Stated exercise | Copy every line in the records below that contains the word "title".

Information supplied |
————————
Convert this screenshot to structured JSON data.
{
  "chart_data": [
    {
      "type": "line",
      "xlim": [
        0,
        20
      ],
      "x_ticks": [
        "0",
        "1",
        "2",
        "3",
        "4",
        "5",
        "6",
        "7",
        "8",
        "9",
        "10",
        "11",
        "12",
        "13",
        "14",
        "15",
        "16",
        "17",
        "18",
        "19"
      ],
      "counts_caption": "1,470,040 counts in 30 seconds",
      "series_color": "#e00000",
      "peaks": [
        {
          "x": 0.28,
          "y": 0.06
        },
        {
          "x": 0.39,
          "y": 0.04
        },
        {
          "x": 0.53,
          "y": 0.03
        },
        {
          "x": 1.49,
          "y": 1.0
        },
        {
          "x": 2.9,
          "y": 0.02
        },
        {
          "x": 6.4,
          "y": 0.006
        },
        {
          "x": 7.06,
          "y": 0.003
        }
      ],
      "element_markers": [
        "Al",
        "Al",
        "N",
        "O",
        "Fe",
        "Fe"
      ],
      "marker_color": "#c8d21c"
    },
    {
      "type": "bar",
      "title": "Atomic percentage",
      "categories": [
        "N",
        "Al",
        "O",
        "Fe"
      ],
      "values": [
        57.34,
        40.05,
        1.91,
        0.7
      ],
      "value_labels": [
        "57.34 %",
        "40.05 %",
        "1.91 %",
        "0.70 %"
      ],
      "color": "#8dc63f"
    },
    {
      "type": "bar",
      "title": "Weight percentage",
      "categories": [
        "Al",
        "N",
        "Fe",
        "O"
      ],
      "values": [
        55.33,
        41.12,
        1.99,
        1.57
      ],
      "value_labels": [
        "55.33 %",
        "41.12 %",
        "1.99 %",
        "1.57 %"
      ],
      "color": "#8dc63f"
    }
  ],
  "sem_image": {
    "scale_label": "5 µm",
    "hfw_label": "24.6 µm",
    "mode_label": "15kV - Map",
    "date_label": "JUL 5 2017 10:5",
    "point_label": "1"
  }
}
————————
Problem solution |
      "title": "Atomic percentage",
      "title": "Weight percentage",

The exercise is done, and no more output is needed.